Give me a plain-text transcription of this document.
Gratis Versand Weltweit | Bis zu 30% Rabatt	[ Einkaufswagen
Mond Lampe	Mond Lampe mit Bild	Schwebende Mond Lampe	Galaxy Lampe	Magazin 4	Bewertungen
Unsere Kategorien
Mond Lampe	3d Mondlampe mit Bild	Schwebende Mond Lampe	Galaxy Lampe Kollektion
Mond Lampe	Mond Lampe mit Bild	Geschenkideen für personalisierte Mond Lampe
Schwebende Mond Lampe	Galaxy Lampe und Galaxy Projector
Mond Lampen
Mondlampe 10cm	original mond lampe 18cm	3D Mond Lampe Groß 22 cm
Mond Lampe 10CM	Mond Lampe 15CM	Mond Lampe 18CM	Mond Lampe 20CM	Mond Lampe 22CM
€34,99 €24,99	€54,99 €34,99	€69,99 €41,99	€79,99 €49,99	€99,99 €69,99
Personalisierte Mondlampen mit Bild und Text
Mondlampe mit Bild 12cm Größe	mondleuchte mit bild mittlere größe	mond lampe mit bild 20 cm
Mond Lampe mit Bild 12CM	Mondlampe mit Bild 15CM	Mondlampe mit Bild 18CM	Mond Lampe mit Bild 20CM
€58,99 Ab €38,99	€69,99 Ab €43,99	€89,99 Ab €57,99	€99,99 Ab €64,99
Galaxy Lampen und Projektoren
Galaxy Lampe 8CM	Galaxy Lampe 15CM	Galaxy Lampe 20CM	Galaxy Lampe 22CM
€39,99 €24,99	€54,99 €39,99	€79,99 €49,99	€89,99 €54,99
========================================================================
**SET TASK:** Reproduce the material in full, with no word added or dropped.

**SOLVED PROBLEM:**
Give me a plain-text transcription of this document.
Gratis Versand Weltweit | Bis zu 30% Rabatt	[ Einkaufswagen
Mond Lampe	Mond Lampe mit Bild	Schwebende Mond Lampe	Galaxy Lampe	Magazin 4	Bewertungen
Unsere Kategorien
Mond Lampe	3d Mondlampe mit Bild	Schwebende Mond Lampe	Galaxy Lampe Kollektion
Mond Lampe	Mond Lampe mit Bild	Geschenkideen für personalisierte Mond Lampe
Schwebende Mond Lampe	Galaxy Lampe und Galaxy Projector
Mond Lampen
Mondlampe 10cm	original mond lampe 18cm	3D Mond Lampe Groß 22 cm
Mond Lampe 10CM	Mond Lampe 15CM	Mond Lampe 18CM	Mond Lampe 20CM	Mond Lampe 22CM
€34,99 €24,99	€54,99 €34,99	€69,99 €41,99	€79,99 €49,99	€99,99 €69,99
Personalisierte Mondlampen mit Bild und Text
Mondlampe mit Bild 12cm Größe	mondleuchte mit bild mittlere größe	mond lampe mit bild 20 cm
Mond Lampe mit Bild 12CM	Mondlampe mit Bild 15CM	Mondlampe mit Bild 18CM	Mond Lampe mit Bild 20CM
€58,99 Ab €38,99	€69,99 Ab €43,99	€89,99 Ab €57,99	€99,99 Ab €64,99
Galaxy Lampen und Projektoren
Galaxy Lampe 8CM	Galaxy Lampe 15CM	Galaxy Lampe 20CM	Galaxy Lampe 22CM
€39,99 €24,99	€54,99 €39,99	€79,99 €49,99	€89,99 €54,99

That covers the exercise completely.